AIM OF THE TASK: Where a line below includes the word "mycket", copy that line.

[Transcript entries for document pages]
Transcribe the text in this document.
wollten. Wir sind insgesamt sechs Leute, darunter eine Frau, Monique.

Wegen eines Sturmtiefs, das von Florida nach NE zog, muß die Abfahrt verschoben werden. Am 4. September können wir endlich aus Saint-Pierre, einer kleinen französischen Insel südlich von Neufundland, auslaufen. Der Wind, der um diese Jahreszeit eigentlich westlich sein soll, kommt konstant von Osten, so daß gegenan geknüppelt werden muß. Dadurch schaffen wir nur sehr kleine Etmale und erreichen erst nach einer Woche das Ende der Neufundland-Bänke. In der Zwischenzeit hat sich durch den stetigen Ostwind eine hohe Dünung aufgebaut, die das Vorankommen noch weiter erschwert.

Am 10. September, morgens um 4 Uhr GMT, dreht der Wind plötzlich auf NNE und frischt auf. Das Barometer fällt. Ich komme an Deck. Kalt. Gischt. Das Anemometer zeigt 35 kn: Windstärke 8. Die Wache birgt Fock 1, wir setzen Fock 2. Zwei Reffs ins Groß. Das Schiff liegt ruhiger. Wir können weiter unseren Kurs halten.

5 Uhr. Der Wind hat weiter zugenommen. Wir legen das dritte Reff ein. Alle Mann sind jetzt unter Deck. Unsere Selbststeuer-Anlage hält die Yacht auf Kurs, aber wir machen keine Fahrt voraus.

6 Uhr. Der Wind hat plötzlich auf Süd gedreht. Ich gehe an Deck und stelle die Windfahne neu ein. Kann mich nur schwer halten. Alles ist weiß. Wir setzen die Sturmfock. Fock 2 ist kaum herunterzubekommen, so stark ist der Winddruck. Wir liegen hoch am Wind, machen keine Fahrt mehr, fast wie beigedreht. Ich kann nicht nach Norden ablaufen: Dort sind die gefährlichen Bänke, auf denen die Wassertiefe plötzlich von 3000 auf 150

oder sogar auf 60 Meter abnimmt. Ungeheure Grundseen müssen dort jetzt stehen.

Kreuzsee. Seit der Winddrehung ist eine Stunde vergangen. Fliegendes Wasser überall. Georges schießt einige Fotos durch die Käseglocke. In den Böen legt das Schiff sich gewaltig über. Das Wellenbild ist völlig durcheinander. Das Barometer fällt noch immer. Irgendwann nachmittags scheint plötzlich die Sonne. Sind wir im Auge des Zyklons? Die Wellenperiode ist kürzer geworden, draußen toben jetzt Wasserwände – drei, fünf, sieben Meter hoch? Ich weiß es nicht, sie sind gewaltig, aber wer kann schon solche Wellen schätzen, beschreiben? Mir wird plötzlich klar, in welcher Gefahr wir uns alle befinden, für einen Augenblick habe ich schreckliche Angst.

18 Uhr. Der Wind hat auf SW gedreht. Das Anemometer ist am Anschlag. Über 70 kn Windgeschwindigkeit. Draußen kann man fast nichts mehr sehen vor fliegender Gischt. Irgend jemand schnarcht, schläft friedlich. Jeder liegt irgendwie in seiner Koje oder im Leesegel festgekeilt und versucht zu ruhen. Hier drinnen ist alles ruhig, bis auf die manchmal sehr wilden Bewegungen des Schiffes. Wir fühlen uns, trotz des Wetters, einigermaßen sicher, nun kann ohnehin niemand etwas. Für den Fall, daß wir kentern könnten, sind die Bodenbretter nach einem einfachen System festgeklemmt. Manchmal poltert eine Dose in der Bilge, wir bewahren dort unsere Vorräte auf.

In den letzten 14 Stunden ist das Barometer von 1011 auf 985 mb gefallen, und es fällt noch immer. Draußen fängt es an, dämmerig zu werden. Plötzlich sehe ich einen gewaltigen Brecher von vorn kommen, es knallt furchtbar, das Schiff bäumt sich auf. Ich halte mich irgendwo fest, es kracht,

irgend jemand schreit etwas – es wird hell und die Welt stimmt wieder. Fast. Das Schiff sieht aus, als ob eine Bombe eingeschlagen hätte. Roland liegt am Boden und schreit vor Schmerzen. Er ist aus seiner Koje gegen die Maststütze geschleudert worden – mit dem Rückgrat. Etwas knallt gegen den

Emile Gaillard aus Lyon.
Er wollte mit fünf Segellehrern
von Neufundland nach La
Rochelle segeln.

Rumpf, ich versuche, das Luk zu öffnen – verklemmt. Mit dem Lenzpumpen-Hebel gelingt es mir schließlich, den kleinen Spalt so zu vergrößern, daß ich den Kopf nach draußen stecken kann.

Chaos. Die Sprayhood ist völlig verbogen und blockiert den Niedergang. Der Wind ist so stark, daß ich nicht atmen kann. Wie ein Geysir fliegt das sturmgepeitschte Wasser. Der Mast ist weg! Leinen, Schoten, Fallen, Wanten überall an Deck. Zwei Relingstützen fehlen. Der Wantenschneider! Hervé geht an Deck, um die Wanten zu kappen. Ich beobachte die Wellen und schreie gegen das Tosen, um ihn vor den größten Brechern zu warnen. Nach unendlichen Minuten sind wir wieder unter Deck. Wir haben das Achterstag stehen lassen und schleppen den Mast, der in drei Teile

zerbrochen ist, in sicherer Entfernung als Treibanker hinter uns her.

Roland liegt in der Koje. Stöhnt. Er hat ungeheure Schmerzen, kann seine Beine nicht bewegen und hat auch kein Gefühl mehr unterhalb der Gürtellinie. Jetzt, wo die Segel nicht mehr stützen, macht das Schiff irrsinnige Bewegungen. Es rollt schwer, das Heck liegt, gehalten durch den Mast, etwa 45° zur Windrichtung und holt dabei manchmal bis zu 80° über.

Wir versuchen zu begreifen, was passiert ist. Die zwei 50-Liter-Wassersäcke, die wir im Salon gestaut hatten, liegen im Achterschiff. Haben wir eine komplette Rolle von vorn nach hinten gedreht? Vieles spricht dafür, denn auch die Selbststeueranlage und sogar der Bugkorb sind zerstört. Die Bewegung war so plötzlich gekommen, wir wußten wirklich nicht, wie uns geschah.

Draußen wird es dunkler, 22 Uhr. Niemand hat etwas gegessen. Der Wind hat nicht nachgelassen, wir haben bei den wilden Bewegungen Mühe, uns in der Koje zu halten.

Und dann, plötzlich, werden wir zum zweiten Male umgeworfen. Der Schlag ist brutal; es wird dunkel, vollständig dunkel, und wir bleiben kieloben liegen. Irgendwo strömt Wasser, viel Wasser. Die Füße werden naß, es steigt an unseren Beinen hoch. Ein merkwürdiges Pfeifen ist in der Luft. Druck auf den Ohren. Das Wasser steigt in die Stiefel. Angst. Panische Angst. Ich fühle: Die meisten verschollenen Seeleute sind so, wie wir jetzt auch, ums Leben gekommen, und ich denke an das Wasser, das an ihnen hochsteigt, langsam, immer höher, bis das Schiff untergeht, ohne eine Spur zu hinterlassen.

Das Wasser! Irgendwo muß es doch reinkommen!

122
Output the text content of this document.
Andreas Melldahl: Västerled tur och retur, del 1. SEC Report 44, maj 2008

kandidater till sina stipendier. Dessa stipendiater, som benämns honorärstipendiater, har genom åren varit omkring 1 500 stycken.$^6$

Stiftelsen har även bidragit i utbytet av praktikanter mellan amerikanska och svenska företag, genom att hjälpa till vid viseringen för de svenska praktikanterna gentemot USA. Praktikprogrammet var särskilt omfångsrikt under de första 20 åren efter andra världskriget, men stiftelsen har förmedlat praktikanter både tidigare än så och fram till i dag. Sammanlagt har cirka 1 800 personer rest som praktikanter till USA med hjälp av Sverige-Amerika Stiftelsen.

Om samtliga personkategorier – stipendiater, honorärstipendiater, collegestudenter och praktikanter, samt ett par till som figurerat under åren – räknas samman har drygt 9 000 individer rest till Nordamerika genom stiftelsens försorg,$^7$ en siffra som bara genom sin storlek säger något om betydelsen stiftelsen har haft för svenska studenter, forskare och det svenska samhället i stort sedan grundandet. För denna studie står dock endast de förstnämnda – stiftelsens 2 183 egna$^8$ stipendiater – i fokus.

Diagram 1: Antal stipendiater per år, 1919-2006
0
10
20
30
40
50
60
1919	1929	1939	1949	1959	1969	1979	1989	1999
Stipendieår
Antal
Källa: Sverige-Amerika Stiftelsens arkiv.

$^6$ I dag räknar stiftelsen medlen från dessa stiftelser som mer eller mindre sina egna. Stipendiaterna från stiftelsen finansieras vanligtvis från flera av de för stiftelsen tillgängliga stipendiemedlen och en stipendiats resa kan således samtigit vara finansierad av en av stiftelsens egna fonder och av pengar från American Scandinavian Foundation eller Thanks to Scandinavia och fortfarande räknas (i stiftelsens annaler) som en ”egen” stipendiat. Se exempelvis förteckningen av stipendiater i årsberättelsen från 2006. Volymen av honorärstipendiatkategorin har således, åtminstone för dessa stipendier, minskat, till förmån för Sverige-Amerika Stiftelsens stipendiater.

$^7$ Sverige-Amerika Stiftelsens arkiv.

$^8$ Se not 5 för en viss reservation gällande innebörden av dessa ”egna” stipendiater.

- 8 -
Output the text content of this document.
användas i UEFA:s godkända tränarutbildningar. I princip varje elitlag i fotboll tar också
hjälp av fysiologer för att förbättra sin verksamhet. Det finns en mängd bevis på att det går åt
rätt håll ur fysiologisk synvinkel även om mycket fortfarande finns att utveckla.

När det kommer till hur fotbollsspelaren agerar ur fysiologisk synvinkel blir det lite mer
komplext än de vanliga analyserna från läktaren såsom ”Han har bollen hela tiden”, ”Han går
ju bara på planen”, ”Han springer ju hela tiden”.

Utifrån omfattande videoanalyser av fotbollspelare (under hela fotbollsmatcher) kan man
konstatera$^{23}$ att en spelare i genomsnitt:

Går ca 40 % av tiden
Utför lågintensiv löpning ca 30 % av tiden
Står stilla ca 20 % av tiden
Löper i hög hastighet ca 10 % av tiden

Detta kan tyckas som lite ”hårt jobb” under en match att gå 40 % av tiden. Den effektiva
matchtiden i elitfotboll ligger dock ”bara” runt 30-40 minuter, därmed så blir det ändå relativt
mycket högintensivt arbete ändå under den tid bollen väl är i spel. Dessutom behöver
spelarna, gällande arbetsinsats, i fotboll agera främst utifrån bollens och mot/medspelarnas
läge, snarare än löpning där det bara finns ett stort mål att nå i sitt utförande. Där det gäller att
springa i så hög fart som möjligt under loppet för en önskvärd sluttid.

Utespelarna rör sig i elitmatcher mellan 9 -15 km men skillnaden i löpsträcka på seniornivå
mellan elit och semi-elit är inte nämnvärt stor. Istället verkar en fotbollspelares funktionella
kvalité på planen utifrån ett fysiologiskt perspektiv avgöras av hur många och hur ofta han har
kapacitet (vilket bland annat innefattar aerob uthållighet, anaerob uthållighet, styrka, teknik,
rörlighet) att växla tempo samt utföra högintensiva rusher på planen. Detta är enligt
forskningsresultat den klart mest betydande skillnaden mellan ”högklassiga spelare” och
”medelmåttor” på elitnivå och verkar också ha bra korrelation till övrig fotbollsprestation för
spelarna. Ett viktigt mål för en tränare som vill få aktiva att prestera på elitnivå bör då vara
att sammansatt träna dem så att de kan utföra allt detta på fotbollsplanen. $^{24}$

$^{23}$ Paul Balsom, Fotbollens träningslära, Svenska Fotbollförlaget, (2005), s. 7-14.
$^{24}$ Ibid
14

FINISHED TASK:
rätt håll ur fysiologisk synvinkel även om mycket fortfarande finns att utveckla.
mycket högintensivt arbete ändå under den tid bollen väl är i spel. Dessutom behöver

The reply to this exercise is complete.